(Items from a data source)
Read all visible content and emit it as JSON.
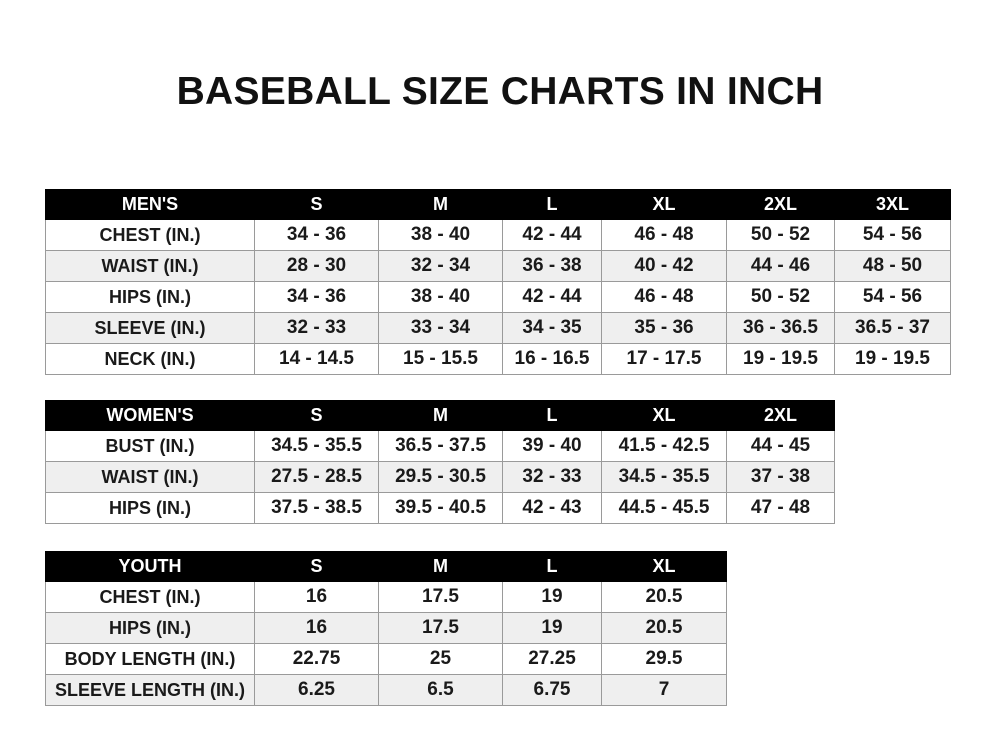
{
  "title": "BASEBALL SIZE CHARTS IN INCH",
  "tables": [
    {
      "id": "men",
      "headers": [
        "MEN'S",
        "S",
        "M",
        "L",
        "XL",
        "2XL",
        "3XL"
      ],
      "rows": [
        [
          "CHEST (IN.)",
          "34 - 36",
          "38 - 40",
          "42 - 44",
          "46 - 48",
          "50 - 52",
          "54 - 56"
        ],
        [
          "WAIST (IN.)",
          "28 - 30",
          "32 - 34",
          "36 - 38",
          "40 - 42",
          "44 - 46",
          "48 - 50"
        ],
        [
          "HIPS (IN.)",
          "34 - 36",
          "38 - 40",
          "42 - 44",
          "46 - 48",
          "50 - 52",
          "54 - 56"
        ],
        [
          "SLEEVE (IN.)",
          "32 - 33",
          "33 - 34",
          "34 - 35",
          "35 - 36",
          "36 - 36.5",
          "36.5 - 37"
        ],
        [
          "NECK (IN.)",
          "14 - 14.5",
          "15 - 15.5",
          "16 - 16.5",
          "17 - 17.5",
          "19 - 19.5",
          "19 - 19.5"
        ]
      ]
    },
    {
      "id": "women",
      "headers": [
        "WOMEN'S",
        "S",
        "M",
        "L",
        "XL",
        "2XL"
      ],
      "rows": [
        [
          "BUST (IN.)",
          "34.5 - 35.5",
          "36.5 - 37.5",
          "39 - 40",
          "41.5 - 42.5",
          "44 - 45"
        ],
        [
          "WAIST (IN.)",
          "27.5 - 28.5",
          "29.5 - 30.5",
          "32 - 33",
          "34.5 - 35.5",
          "37 - 38"
        ],
        [
          "HIPS (IN.)",
          "37.5 - 38.5",
          "39.5 - 40.5",
          "42 - 43",
          "44.5 - 45.5",
          "47 - 48"
        ]
      ]
    },
    {
      "id": "youth",
      "headers": [
        "YOUTH",
        "S",
        "M",
        "L",
        "XL"
      ],
      "rows": [
        [
          "CHEST (IN.)",
          "16",
          "17.5",
          "19",
          "20.5"
        ],
        [
          "HIPS (IN.)",
          "16",
          "17.5",
          "19",
          "20.5"
        ],
        [
          "BODY LENGTH (IN.)",
          "22.75",
          "25",
          "27.25",
          "29.5"
        ],
        [
          "SLEEVE LENGTH (IN.)",
          "6.25",
          "6.5",
          "6.75",
          "7"
        ]
      ]
    }
  ]
}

= WHAT YOU NEED TO DO =
Your task is to reproduce all of the material exactly. The pictures stay out.

= ANSWER TO THE PROBLEM =
Read all visible content and emit it as JSON.
{
  "title": "BASEBALL SIZE CHARTS IN INCH",
  "tables": [
    {
      "id": "men",
      "headers": [
        "MEN'S",
        "S",
        "M",
        "L",
        "XL",
        "2XL",
        "3XL"
      ],
      "rows": [
        [
          "CHEST (IN.)",
          "34 - 36",
          "38 - 40",
          "42 - 44",
          "46 - 48",
          "50 - 52",
          "54 - 56"
        ],
        [
          "WAIST (IN.)",
          "28 - 30",
          "32 - 34",
          "36 - 38",
          "40 - 42",
          "44 - 46",
          "48 - 50"
        ],
        [
          "HIPS (IN.)",
          "34 - 36",
          "38 - 40",
          "42 - 44",
          "46 - 48",
          "50 - 52",
          "54 - 56"
        ],
        [
          "SLEEVE (IN.)",
          "32 - 33",
          "33 - 34",
          "34 - 35",
          "35 - 36",
          "36 - 36.5",
          "36.5 - 37"
        ],
        [
          "NECK (IN.)",
          "14 - 14.5",
          "15 - 15.5",
          "16 - 16.5",
          "17 - 17.5",
          "19 - 19.5",
          "19 - 19.5"
        ]
      ]
    },
    {
      "id": "women",
      "headers": [
        "WOMEN'S",
        "S",
        "M",
        "L",
        "XL",
        "2XL"
      ],
      "rows": [
        [
          "BUST (IN.)",
          "34.5 - 35.5",
          "36.5 - 37.5",
          "39 - 40",
          "41.5 - 42.5",
          "44 - 45"
        ],
        [
          "WAIST (IN.)",
          "27.5 - 28.5",
          "29.5 - 30.5",
          "32 - 33",
          "34.5 - 35.5",
          "37 - 38"
        ],
        [
          "HIPS (IN.)",
          "37.5 - 38.5",
          "39.5 - 40.5",
          "42 - 43",
          "44.5 - 45.5",
          "47 - 48"
        ]
      ]
    },
    {
      "id": "youth",
      "headers": [
        "YOUTH",
        "S",
        "M",
        "L",
        "XL"
      ],
      "rows": [
        [
          "CHEST (IN.)",
          "16",
          "17.5",
          "19",
          "20.5"
        ],
        [
          "HIPS (IN.)",
          "16",
          "17.5",
          "19",
          "20.5"
        ],
        [
          "BODY LENGTH (IN.)",
          "22.75",
          "25",
          "27.25",
          "29.5"
        ],
        [
          "SLEEVE LENGTH (IN.)",
          "6.25",
          "6.5",
          "6.75",
          "7"
        ]
      ]
    }
  ]
}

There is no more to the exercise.